** begin Records to use **

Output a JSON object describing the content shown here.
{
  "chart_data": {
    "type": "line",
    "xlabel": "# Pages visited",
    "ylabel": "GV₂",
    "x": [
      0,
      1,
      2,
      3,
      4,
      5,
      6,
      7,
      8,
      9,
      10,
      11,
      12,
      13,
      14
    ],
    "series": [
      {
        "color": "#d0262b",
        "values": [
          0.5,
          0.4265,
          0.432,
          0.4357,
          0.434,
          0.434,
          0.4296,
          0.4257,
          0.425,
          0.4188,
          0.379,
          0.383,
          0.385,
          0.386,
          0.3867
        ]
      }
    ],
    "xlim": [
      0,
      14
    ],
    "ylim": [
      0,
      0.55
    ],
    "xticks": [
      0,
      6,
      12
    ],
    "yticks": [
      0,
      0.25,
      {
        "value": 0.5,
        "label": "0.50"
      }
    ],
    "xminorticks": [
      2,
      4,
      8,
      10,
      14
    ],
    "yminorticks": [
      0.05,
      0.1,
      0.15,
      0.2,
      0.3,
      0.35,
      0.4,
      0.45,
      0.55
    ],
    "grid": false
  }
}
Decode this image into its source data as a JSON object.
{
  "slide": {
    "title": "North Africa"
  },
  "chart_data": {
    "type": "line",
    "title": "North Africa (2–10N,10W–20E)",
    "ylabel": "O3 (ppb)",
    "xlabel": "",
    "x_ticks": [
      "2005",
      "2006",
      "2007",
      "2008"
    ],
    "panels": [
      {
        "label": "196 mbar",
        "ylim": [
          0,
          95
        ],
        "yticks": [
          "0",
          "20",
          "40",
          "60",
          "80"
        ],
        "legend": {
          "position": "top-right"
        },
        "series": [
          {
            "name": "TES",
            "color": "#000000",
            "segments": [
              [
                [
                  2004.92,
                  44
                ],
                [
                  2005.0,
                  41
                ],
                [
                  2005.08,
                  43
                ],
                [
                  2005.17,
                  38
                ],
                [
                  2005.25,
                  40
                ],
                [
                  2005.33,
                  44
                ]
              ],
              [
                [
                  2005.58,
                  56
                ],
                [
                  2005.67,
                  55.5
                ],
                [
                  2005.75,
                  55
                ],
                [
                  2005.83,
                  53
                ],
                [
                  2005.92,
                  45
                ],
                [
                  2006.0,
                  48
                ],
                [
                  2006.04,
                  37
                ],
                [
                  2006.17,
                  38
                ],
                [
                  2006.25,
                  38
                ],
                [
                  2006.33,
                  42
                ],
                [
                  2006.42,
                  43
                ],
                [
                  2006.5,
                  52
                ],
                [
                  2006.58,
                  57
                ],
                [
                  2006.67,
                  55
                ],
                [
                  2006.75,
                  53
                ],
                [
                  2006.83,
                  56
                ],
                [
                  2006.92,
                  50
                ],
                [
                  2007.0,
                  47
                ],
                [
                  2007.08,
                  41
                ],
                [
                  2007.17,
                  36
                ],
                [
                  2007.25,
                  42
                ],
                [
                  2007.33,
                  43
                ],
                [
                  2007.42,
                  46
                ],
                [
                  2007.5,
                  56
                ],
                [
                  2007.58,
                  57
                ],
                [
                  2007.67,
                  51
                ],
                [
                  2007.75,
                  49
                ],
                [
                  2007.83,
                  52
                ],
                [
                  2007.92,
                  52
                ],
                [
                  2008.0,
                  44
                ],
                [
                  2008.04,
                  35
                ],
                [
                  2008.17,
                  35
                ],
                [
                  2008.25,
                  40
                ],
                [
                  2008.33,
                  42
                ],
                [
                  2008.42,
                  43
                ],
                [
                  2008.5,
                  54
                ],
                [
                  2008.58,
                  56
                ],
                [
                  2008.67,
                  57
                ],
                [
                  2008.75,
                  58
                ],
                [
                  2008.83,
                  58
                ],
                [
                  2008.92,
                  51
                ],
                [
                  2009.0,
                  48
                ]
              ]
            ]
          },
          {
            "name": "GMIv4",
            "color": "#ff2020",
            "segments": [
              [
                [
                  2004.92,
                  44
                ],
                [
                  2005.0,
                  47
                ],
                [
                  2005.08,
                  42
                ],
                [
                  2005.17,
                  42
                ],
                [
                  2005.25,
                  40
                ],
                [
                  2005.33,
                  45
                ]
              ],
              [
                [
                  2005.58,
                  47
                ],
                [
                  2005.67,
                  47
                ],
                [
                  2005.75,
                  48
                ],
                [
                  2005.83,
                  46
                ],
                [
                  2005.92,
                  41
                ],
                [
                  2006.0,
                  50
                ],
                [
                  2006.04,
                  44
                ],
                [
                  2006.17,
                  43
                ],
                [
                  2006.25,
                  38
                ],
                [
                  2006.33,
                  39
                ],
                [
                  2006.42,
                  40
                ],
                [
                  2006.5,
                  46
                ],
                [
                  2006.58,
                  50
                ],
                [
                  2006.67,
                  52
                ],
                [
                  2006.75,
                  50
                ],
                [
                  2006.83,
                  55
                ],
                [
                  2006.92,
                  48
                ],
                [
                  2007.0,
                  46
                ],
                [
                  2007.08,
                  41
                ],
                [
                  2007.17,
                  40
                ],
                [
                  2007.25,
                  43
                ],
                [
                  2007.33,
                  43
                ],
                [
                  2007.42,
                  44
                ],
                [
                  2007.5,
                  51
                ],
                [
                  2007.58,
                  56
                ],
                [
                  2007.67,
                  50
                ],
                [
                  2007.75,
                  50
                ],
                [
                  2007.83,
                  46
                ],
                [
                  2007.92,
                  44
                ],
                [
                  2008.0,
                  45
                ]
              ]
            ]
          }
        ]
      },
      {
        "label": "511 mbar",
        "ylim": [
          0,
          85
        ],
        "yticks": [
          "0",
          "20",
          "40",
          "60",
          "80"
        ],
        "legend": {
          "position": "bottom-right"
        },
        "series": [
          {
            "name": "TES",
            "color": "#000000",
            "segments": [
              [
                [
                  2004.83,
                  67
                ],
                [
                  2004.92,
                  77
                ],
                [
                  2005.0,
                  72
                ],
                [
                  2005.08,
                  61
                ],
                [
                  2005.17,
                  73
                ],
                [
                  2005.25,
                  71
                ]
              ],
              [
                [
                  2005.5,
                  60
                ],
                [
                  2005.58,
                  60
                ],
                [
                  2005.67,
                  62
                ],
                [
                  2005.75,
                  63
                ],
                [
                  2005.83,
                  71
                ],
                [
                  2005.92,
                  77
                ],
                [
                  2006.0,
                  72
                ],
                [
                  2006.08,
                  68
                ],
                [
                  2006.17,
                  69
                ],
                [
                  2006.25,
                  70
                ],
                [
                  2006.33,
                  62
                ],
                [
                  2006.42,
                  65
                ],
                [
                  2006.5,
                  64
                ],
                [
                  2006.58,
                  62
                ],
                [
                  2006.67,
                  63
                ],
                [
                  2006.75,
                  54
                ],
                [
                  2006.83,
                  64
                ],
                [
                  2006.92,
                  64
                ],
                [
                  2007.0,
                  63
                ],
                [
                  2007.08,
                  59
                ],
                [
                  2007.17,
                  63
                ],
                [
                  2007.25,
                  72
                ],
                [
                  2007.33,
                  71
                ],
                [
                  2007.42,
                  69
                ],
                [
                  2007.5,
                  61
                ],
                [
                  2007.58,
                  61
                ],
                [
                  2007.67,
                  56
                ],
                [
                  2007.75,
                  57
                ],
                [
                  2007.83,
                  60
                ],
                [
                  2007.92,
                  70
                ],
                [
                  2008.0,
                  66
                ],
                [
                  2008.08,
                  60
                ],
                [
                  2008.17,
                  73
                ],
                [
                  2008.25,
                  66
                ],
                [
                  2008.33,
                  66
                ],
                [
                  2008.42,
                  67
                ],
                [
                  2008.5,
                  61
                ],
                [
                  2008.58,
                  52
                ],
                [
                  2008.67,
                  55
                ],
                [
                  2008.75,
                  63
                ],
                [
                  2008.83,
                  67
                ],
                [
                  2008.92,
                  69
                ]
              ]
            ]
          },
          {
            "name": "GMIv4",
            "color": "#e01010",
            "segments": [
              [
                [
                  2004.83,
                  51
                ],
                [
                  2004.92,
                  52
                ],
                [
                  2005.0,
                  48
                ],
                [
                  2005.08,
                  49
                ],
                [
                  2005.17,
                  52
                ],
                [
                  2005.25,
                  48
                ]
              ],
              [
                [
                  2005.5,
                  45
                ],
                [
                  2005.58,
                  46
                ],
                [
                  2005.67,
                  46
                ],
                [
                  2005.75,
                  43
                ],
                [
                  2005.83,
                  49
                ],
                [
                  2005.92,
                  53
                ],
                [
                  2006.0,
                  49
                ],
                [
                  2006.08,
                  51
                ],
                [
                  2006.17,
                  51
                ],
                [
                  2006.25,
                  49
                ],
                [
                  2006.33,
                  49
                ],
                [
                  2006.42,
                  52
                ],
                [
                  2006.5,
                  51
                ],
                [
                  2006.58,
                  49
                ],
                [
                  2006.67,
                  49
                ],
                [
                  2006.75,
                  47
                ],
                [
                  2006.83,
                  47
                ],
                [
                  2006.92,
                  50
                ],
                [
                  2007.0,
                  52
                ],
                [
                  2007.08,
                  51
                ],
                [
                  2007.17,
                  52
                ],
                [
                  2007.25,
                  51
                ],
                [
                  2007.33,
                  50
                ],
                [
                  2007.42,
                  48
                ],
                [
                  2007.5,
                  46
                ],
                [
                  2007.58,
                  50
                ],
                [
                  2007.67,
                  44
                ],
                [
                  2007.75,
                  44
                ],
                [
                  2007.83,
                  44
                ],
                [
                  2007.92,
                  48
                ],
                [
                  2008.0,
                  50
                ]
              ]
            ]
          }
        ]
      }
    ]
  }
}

** end Records to use **

Stated exercise: Find every line in the listing that holds the string "Africa", then say how many there are as a bare number.

Solution: 2